— STATED GOAL —
Below are the records; reproduce all of them exactly but without any images.

— INPUT FOR THIS TASK —
- - -
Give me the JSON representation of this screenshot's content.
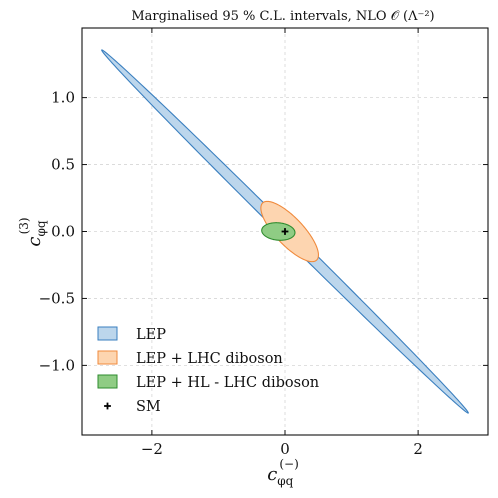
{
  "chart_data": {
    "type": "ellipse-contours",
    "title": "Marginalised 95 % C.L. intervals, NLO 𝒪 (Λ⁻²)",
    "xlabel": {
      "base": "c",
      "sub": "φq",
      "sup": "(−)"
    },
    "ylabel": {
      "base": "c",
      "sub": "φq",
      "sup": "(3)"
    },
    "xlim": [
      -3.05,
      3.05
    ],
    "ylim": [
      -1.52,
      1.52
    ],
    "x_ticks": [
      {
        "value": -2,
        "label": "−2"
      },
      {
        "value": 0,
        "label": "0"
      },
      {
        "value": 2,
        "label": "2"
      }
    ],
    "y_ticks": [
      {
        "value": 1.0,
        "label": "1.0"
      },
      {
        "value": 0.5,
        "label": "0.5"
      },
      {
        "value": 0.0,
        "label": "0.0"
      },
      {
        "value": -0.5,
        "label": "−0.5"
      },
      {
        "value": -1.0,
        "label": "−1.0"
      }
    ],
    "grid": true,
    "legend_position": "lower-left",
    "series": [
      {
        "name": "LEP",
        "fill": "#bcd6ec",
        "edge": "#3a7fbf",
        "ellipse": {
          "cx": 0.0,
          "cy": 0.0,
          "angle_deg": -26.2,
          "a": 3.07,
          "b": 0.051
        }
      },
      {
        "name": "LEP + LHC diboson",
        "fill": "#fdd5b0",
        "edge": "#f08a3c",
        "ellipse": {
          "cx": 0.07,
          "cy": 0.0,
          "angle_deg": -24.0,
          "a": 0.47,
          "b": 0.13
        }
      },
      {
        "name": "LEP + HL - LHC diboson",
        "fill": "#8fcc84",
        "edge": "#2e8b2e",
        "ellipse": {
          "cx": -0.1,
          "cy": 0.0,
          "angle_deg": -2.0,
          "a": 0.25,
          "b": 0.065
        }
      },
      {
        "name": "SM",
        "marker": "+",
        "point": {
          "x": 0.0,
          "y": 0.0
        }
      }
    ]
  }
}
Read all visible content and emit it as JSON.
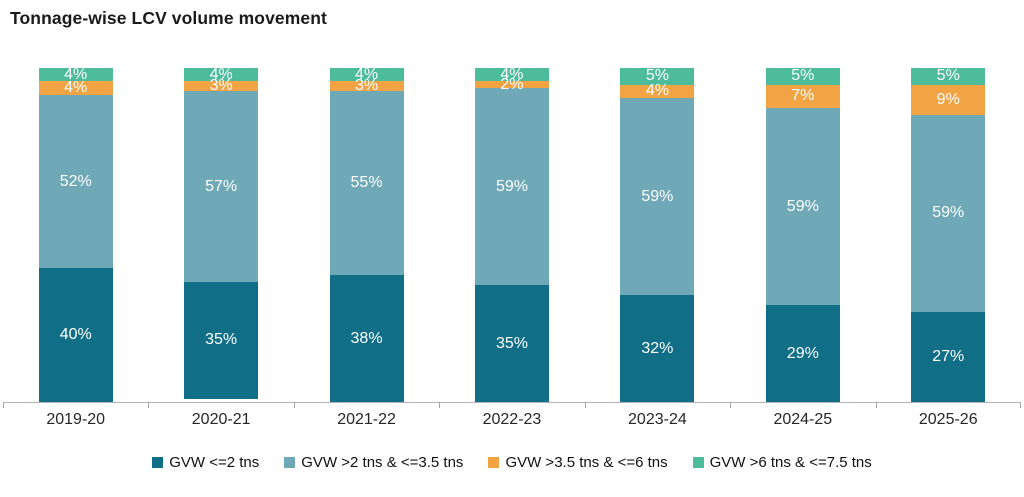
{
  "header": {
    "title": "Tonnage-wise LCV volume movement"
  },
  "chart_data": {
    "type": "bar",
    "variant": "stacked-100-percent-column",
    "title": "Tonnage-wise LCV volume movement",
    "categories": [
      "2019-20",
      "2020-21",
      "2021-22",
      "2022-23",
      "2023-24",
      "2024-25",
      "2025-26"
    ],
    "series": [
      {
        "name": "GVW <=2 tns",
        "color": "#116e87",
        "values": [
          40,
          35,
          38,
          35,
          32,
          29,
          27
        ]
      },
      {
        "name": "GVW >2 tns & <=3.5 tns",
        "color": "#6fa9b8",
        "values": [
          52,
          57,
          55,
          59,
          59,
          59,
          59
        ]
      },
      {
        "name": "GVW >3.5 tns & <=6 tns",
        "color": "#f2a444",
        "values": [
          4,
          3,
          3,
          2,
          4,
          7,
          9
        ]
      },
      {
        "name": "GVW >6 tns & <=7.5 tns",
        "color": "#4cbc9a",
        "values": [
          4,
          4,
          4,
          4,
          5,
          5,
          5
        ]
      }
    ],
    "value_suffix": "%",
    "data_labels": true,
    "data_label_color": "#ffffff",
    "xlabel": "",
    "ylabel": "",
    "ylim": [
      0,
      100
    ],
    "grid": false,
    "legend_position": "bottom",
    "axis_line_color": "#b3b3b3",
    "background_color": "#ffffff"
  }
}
- - -
— RESULT OF THE EXERCISE —
Give me the JSON representation of this screenshot's content.
{
  "chart_data": {
    "type": "ellipse-contours",
    "title": "Marginalised 95 % C.L. intervals, NLO 𝒪 (Λ⁻²)",
    "xlabel": {
      "base": "c",
      "sub": "φq",
      "sup": "(−)"
    },
    "ylabel": {
      "base": "c",
      "sub": "φq",
      "sup": "(3)"
    },
    "xlim": [
      -3.05,
      3.05
    ],
    "ylim": [
      -1.52,
      1.52
    ],
    "x_ticks": [
      {
        "value": -2,
        "label": "−2"
      },
      {
        "value": 0,
        "label": "0"
      },
      {
        "value": 2,
        "label": "2"
      }
    ],
    "y_ticks": [
      {
        "value": 1.0,
        "label": "1.0"
      },
      {
        "value": 0.5,
        "label": "0.5"
      },
      {
        "value": 0.0,
        "label": "0.0"
      },
      {
        "value": -0.5,
        "label": "−0.5"
      },
      {
        "value": -1.0,
        "label": "−1.0"
      }
    ],
    "grid": true,
    "legend_position": "lower-left",
    "series": [
      {
        "name": "LEP",
        "fill": "#bcd6ec",
        "edge": "#3a7fbf",
        "ellipse": {
          "cx": 0.0,
          "cy": 0.0,
          "angle_deg": -26.2,
          "a": 3.07,
          "b": 0.051
        }
      },
      {
        "name": "LEP + LHC diboson",
        "fill": "#fdd5b0",
        "edge": "#f08a3c",
        "ellipse": {
          "cx": 0.07,
          "cy": 0.0,
          "angle_deg": -24.0,
          "a": 0.47,
          "b": 0.13
        }
      },
      {
        "name": "LEP + HL - LHC diboson",
        "fill": "#8fcc84",
        "edge": "#2e8b2e",
        "ellipse": {
          "cx": -0.1,
          "cy": 0.0,
          "angle_deg": -2.0,
          "a": 0.25,
          "b": 0.065
        }
      },
      {
        "name": "SM",
        "marker": "+",
        "point": {
          "x": 0.0,
          "y": 0.0
        }
      }
    ]
  }
}
Read all visible content and emit it as JSON.
{
  "header": {
    "title": "Tonnage-wise LCV volume movement"
  },
  "chart_data": {
    "type": "bar",
    "variant": "stacked-100-percent-column",
    "title": "Tonnage-wise LCV volume movement",
    "categories": [
      "2019-20",
      "2020-21",
      "2021-22",
      "2022-23",
      "2023-24",
      "2024-25",
      "2025-26"
    ],
    "series": [
      {
        "name": "GVW <=2 tns",
        "color": "#116e87",
        "values": [
          40,
          35,
          38,
          35,
          32,
          29,
          27
        ]
      },
      {
        "name": "GVW >2 tns & <=3.5 tns",
        "color": "#6fa9b8",
        "values": [
          52,
          57,
          55,
          59,
          59,
          59,
          59
        ]
      },
      {
        "name": "GVW >3.5 tns & <=6 tns",
        "color": "#f2a444",
        "values": [
          4,
          3,
          3,
          2,
          4,
          7,
          9
        ]
      },
      {
        "name": "GVW >6 tns & <=7.5 tns",
        "color": "#4cbc9a",
        "values": [
          4,
          4,
          4,
          4,
          5,
          5,
          5
        ]
      }
    ],
    "value_suffix": "%",
    "data_labels": true,
    "data_label_color": "#ffffff",
    "xlabel": "",
    "ylabel": "",
    "ylim": [
      0,
      100
    ],
    "grid": false,
    "legend_position": "bottom",
    "axis_line_color": "#b3b3b3",
    "background_color": "#ffffff"
  }
}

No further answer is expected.